Exercise: Output the full material exactly as it appears here.

Provided records:
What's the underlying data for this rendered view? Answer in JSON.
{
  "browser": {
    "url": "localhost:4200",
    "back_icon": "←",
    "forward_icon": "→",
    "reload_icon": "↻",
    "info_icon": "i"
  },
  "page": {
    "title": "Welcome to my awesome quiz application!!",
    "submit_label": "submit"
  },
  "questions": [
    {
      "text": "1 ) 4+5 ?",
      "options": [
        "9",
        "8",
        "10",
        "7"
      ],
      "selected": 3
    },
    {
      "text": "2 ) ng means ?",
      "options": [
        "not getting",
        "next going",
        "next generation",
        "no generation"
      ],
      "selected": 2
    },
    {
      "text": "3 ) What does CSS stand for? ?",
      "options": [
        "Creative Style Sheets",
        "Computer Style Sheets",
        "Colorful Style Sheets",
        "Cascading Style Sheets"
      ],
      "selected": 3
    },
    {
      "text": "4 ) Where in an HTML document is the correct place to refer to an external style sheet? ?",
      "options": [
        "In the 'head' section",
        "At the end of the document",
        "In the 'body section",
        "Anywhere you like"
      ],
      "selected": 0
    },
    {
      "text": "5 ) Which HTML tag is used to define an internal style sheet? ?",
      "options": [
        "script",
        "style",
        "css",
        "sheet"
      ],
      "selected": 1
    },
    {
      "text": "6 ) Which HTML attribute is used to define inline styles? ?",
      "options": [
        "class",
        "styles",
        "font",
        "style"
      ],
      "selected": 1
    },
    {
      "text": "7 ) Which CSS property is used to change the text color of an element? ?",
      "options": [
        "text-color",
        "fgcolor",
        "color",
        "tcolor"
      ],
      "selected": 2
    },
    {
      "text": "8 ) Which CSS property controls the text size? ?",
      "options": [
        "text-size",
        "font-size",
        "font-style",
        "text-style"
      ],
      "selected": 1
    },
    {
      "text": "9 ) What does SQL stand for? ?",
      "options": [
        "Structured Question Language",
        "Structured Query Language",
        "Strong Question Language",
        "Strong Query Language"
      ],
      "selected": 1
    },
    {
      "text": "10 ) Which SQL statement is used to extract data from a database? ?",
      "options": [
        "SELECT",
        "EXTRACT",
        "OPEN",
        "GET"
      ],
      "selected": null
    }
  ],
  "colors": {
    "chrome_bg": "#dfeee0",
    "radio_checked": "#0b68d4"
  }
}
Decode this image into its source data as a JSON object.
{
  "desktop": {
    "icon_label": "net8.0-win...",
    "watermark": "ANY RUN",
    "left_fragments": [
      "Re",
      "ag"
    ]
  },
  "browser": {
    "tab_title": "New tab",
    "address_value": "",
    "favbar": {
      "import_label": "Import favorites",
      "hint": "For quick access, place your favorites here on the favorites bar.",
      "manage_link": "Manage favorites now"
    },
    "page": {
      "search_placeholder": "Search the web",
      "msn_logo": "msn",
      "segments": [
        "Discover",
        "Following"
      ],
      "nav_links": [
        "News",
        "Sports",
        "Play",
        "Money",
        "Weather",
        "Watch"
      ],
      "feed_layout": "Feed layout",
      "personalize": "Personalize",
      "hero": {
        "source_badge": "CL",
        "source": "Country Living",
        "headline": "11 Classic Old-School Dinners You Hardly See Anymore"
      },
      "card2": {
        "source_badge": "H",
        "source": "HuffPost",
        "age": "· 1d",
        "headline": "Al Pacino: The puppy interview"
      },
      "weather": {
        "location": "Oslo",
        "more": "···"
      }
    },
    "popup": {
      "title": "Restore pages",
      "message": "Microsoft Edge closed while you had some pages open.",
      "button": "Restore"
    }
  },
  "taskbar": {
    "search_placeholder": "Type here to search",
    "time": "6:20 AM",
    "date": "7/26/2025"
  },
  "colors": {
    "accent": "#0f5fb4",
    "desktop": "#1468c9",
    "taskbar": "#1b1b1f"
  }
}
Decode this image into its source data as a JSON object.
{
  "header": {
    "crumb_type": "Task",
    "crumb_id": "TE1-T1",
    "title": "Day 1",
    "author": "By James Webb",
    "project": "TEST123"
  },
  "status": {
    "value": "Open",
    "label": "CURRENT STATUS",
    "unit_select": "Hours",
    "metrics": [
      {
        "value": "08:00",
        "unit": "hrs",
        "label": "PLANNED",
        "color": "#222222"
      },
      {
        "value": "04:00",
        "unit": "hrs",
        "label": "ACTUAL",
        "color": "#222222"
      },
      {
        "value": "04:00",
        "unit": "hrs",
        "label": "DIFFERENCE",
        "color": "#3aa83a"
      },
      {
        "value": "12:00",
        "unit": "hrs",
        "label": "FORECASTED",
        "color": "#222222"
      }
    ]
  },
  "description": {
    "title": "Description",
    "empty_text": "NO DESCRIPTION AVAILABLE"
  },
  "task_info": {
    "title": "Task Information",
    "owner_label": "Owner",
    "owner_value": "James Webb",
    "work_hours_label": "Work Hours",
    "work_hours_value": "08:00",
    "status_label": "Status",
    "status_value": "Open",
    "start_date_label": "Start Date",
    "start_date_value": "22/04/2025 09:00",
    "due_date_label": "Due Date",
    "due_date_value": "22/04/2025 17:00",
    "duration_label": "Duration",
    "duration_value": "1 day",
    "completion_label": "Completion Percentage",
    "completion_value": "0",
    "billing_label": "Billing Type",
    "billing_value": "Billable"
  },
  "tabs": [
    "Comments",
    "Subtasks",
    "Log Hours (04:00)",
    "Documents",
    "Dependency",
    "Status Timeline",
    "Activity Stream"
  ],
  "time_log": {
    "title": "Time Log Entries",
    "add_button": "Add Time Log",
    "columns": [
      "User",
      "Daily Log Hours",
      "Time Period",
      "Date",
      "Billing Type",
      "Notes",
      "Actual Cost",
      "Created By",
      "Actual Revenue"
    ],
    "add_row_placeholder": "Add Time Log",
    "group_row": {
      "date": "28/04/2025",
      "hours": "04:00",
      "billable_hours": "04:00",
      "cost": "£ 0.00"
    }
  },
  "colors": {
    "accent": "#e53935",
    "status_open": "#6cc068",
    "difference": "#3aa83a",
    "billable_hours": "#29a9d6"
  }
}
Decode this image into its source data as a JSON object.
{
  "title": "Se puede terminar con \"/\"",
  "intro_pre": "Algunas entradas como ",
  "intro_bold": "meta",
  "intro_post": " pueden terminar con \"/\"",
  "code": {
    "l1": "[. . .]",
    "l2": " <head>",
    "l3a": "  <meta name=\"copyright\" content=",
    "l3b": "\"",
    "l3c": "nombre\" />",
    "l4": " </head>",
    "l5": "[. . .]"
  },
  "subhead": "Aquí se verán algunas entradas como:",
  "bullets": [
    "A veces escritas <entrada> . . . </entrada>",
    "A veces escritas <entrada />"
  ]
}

Result below:
What's the underlying data for this rendered view? Answer in JSON.
{
  "browser": {
    "url": "localhost:4200",
    "back_icon": "←",
    "forward_icon": "→",
    "reload_icon": "↻",
    "info_icon": "i"
  },
  "page": {
    "title": "Welcome to my awesome quiz application!!",
    "submit_label": "submit"
  },
  "questions": [
    {
      "text": "1 ) 4+5 ?",
      "options": [
        "9",
        "8",
        "10",
        "7"
      ],
      "selected": 3
    },
    {
      "text": "2 ) ng means ?",
      "options": [
        "not getting",
        "next going",
        "next generation",
        "no generation"
      ],
      "selected": 2
    },
    {
      "text": "3 ) What does CSS stand for? ?",
      "options": [
        "Creative Style Sheets",
        "Computer Style Sheets",
        "Colorful Style Sheets",
        "Cascading Style Sheets"
      ],
      "selected": 3
    },
    {
      "text": "4 ) Where in an HTML document is the correct place to refer to an external style sheet? ?",
      "options": [
        "In the 'head' section",
        "At the end of the document",
        "In the 'body section",
        "Anywhere you like"
      ],
      "selected": 0
    },
    {
      "text": "5 ) Which HTML tag is used to define an internal style sheet? ?",
      "options": [
        "script",
        "style",
        "css",
        "sheet"
      ],
      "selected": 1
    },
    {
      "text": "6 ) Which HTML attribute is used to define inline styles? ?",
      "options": [
        "class",
        "styles",
        "font",
        "style"
      ],
      "selected": 1
    },
    {
      "text": "7 ) Which CSS property is used to change the text color of an element? ?",
      "options": [
        "text-color",
        "fgcolor",
        "color",
        "tcolor"
      ],
      "selected": 2
    },
    {
      "text": "8 ) Which CSS property controls the text size? ?",
      "options": [
        "text-size",
        "font-size",
        "font-style",
        "text-style"
      ],
      "selected": 1
    },
    {
      "text": "9 ) What does SQL stand for? ?",
      "options": [
        "Structured Question Language",
        "Structured Query Language",
        "Strong Question Language",
        "Strong Query Language"
      ],
      "selected": 1
    },
    {
      "text": "10 ) Which SQL statement is used to extract data from a database? ?",
      "options": [
        "SELECT",
        "EXTRACT",
        "OPEN",
        "GET"
      ],
      "selected": null
    }
  ],
  "colors": {
    "chrome_bg": "#dfeee0",
    "radio_checked": "#0b68d4"
  }
}
Decode this image into its source data as a JSON object.
{
  "desktop": {
    "icon_label": "net8.0-win...",
    "watermark": "ANY RUN",
    "left_fragments": [
      "Re",
      "ag"
    ]
  },
  "browser": {
    "tab_title": "New tab",
    "address_value": "",
    "favbar": {
      "import_label": "Import favorites",
      "hint": "For quick access, place your favorites here on the favorites bar.",
      "manage_link": "Manage favorites now"
    },
    "page": {
      "search_placeholder": "Search the web",
      "msn_logo": "msn",
      "segments": [
        "Discover",
        "Following"
      ],
      "nav_links": [
        "News",
        "Sports",
        "Play",
        "Money",
        "Weather",
        "Watch"
      ],
      "feed_layout": "Feed layout",
      "personalize": "Personalize",
      "hero": {
        "source_badge": "CL",
        "source": "Country Living",
        "headline": "11 Classic Old-School Dinners You Hardly See Anymore"
      },
      "card2": {
        "source_badge": "H",
        "source": "HuffPost",
        "age": "· 1d",
        "headline": "Al Pacino: The puppy interview"
      },
      "weather": {
        "location": "Oslo",
        "more": "···"
      }
    },
    "popup": {
      "title": "Restore pages",
      "message": "Microsoft Edge closed while you had some pages open.",
      "button": "Restore"
    }
  },
  "taskbar": {
    "search_placeholder": "Type here to search",
    "time": "6:20 AM",
    "date": "7/26/2025"
  },
  "colors": {
    "accent": "#0f5fb4",
    "desktop": "#1468c9",
    "taskbar": "#1b1b1f"
  }
}
Decode this image into its source data as a JSON object.
{
  "header": {
    "crumb_type": "Task",
    "crumb_id": "TE1-T1",
    "title": "Day 1",
    "author": "By James Webb",
    "project": "TEST123"
  },
  "status": {
    "value": "Open",
    "label": "CURRENT STATUS",
    "unit_select": "Hours",
    "metrics": [
      {
        "value": "08:00",
        "unit": "hrs",
        "label": "PLANNED",
        "color": "#222222"
      },
      {
        "value": "04:00",
        "unit": "hrs",
        "label": "ACTUAL",
        "color": "#222222"
      },
      {
        "value": "04:00",
        "unit": "hrs",
        "label": "DIFFERENCE",
        "color": "#3aa83a"
      },
      {
        "value": "12:00",
        "unit": "hrs",
        "label": "FORECASTED",
        "color": "#222222"
      }
    ]
  },
  "description": {
    "title": "Description",
    "empty_text": "NO DESCRIPTION AVAILABLE"
  },
  "task_info": {
    "title": "Task Information",
    "owner_label": "Owner",
    "owner_value": "James Webb",
    "work_hours_label": "Work Hours",
    "work_hours_value": "08:00",
    "status_label": "Status",
    "status_value": "Open",
    "start_date_label": "Start Date",
    "start_date_value": "22/04/2025 09:00",
    "due_date_label": "Due Date",
    "due_date_value": "22/04/2025 17:00",
    "duration_label": "Duration",
    "duration_value": "1 day",
    "completion_label": "Completion Percentage",
    "completion_value": "0",
    "billing_label": "Billing Type",
    "billing_value": "Billable"
  },
  "tabs": [
    "Comments",
    "Subtasks",
    "Log Hours (04:00)",
    "Documents",
    "Dependency",
    "Status Timeline",
    "Activity Stream"
  ],
  "time_log": {
    "title": "Time Log Entries",
    "add_button": "Add Time Log",
    "columns": [
      "User",
      "Daily Log Hours",
      "Time Period",
      "Date",
      "Billing Type",
      "Notes",
      "Actual Cost",
      "Created By",
      "Actual Revenue"
    ],
    "add_row_placeholder": "Add Time Log",
    "group_row": {
      "date": "28/04/2025",
      "hours": "04:00",
      "billable_hours": "04:00",
      "cost": "£ 0.00"
    }
  },
  "colors": {
    "accent": "#e53935",
    "status_open": "#6cc068",
    "difference": "#3aa83a",
    "billable_hours": "#29a9d6"
  }
}
Decode this image into its source data as a JSON object.
{
  "title": "Se puede terminar con \"/\"",
  "intro_pre": "Algunas entradas como ",
  "intro_bold": "meta",
  "intro_post": " pueden terminar con \"/\"",
  "code": {
    "l1": "[. . .]",
    "l2": " <head>",
    "l3a": "  <meta name=\"copyright\" content=",
    "l3b": "\"",
    "l3c": "nombre\" />",
    "l4": " </head>",
    "l5": "[. . .]"
  },
  "subhead": "Aquí se verán algunas entradas como:",
  "bullets": [
    "A veces escritas <entrada> . . . </entrada>",
    "A veces escritas <entrada />"
  ]
}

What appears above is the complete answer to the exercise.